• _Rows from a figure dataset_
========================================

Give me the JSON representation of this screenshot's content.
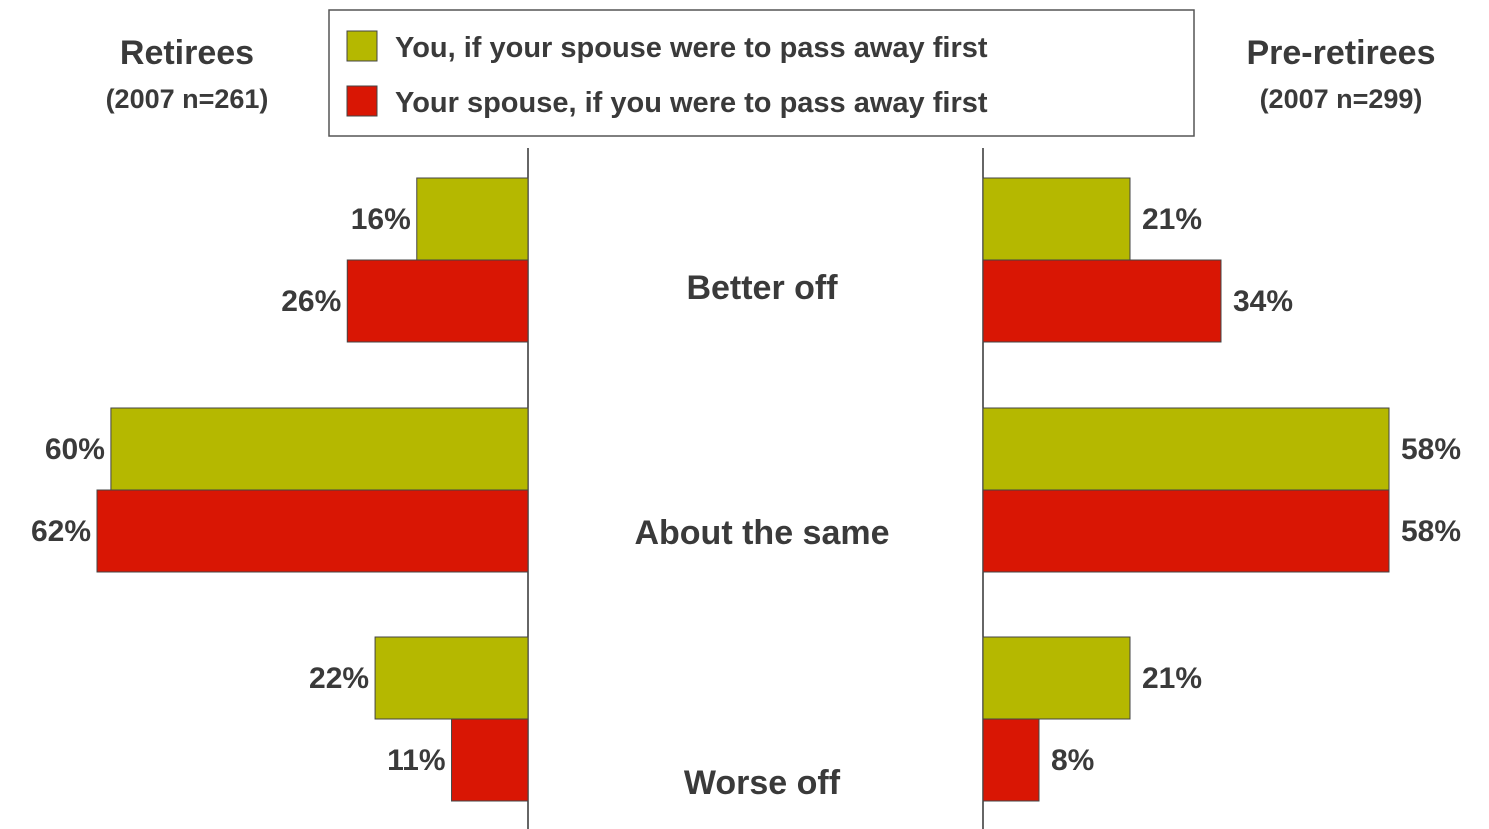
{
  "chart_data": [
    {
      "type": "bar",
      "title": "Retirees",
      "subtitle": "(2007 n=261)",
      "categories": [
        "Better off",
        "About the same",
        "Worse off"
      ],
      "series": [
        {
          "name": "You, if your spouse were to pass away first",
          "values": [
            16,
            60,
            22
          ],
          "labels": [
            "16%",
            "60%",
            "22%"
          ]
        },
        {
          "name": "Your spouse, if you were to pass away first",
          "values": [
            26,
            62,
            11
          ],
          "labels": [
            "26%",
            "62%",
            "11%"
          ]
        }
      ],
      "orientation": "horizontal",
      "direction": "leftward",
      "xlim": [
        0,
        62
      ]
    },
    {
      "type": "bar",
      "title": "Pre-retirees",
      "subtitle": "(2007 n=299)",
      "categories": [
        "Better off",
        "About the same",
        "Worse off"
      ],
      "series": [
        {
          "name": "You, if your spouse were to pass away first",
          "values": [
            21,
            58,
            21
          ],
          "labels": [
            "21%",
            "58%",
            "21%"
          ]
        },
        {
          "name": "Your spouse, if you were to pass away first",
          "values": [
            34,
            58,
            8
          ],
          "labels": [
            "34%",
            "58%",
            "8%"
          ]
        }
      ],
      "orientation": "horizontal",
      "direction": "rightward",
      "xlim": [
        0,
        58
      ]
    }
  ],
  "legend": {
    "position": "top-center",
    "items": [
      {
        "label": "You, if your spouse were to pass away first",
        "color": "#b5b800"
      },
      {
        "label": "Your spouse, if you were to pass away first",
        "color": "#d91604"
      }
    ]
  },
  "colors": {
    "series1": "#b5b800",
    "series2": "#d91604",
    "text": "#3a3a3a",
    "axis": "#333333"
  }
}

========================================

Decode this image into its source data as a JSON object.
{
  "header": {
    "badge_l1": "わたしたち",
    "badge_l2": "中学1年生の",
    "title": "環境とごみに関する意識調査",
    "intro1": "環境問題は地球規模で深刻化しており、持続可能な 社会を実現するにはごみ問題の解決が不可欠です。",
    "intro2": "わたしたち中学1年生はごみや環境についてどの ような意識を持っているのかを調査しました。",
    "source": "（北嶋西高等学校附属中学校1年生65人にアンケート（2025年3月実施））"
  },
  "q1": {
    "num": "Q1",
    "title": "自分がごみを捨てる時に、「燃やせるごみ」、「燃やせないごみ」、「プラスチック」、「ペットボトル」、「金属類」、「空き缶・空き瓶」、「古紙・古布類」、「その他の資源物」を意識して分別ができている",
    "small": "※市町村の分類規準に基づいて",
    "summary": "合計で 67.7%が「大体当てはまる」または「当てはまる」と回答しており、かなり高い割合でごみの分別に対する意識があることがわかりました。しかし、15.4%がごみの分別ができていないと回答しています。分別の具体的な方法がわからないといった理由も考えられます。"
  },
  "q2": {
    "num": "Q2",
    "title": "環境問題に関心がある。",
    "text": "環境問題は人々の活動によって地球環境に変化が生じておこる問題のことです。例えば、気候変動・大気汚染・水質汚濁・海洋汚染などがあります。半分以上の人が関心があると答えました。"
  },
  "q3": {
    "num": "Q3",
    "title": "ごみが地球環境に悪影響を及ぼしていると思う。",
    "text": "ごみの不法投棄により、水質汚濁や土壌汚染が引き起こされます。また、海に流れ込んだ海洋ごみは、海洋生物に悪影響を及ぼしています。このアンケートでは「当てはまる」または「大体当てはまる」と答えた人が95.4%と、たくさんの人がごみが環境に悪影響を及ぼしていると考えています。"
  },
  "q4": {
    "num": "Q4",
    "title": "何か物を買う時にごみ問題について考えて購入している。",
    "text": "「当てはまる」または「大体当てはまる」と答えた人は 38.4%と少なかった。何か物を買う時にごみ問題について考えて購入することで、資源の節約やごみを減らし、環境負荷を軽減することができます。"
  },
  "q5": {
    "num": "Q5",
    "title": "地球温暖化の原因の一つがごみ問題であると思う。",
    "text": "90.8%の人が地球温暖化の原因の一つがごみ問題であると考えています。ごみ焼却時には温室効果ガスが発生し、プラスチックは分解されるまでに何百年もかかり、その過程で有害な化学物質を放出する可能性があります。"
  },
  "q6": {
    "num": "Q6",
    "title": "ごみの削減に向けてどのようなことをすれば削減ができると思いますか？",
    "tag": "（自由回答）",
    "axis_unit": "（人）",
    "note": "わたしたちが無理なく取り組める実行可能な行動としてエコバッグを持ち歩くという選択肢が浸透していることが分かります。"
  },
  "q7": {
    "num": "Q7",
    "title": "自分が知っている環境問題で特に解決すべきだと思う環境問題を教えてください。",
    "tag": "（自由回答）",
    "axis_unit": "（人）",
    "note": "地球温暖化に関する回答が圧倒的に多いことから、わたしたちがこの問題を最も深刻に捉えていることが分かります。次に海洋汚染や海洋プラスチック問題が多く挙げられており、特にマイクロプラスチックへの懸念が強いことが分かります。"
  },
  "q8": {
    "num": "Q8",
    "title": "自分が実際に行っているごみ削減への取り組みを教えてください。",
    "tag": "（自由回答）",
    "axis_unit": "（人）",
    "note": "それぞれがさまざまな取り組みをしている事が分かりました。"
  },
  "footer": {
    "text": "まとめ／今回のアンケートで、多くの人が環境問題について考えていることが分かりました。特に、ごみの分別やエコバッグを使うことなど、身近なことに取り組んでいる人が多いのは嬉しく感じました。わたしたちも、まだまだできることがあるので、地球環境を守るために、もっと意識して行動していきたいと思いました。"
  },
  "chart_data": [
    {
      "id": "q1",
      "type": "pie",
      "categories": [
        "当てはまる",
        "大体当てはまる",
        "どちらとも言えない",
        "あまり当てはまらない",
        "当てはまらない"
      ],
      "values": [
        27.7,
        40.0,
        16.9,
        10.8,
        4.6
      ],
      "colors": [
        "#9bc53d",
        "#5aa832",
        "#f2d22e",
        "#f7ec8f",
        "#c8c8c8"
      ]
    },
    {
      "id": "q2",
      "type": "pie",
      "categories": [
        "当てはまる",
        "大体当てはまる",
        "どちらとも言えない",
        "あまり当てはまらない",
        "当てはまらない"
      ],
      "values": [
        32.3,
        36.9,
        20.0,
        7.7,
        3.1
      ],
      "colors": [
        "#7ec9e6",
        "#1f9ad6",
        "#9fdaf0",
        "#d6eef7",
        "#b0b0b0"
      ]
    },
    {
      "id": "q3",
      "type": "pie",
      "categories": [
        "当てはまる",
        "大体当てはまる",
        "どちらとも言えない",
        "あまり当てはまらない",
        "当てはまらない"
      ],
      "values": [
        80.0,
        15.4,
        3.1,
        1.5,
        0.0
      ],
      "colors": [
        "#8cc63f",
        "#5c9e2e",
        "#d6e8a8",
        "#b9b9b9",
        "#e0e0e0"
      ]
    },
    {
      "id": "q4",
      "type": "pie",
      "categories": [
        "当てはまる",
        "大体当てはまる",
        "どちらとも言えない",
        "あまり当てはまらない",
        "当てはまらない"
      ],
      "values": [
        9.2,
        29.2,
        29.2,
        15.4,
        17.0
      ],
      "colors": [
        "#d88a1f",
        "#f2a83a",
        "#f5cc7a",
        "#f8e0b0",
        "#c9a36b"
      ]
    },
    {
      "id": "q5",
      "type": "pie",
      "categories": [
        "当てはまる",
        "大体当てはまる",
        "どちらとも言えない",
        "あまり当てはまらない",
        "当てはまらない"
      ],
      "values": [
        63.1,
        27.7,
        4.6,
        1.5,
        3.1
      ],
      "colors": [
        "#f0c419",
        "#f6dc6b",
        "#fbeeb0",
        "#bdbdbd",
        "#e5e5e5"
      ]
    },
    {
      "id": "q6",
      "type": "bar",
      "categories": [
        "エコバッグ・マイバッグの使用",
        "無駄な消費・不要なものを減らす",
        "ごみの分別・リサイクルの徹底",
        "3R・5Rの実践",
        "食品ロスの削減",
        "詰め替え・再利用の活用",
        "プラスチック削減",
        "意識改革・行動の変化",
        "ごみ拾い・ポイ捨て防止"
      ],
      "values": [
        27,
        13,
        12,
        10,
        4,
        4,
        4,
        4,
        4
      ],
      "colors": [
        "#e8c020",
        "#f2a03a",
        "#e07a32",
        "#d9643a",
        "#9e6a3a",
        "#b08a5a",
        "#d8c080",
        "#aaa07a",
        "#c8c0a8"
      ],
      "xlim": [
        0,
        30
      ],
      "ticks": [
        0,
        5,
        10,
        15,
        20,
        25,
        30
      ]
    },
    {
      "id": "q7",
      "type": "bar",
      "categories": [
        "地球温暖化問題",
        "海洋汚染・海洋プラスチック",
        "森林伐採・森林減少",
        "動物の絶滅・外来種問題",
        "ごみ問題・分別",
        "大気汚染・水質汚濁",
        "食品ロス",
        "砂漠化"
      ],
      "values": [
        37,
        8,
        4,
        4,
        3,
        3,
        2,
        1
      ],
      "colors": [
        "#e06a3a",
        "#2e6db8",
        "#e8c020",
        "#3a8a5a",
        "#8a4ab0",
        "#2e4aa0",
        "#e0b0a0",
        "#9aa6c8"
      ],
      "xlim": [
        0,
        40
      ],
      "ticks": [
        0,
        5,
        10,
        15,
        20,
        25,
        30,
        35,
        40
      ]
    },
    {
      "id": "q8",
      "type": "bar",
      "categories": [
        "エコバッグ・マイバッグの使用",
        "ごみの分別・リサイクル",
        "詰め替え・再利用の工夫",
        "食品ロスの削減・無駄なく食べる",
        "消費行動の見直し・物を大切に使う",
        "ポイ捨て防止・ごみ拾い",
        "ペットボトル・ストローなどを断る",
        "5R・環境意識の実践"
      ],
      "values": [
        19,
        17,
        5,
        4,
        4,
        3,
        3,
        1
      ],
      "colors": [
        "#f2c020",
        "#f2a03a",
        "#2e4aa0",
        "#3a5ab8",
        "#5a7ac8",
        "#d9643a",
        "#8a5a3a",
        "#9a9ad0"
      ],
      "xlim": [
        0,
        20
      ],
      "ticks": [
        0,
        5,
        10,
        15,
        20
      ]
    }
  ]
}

========================================

• _Do this_
From the records above, pull out each line that has "note".

• _Exercise result_
    "note": "わたしたちが無理なく取り組める実行可能な行動としてエコバッグを持ち歩くという選択肢が浸透していることが分かります。"
    "note": "地球温暖化に関する回答が圧倒的に多いことから、わたしたちがこの問題を最も深刻に捉えていることが分かります。次に海洋汚染や海洋プラスチック問題が多く挙げられており、特にマイクロプラスチックへの懸念が強いことが分かります。"
    "note": "それぞれがさまざまな取り組みをしている事が分かりました。"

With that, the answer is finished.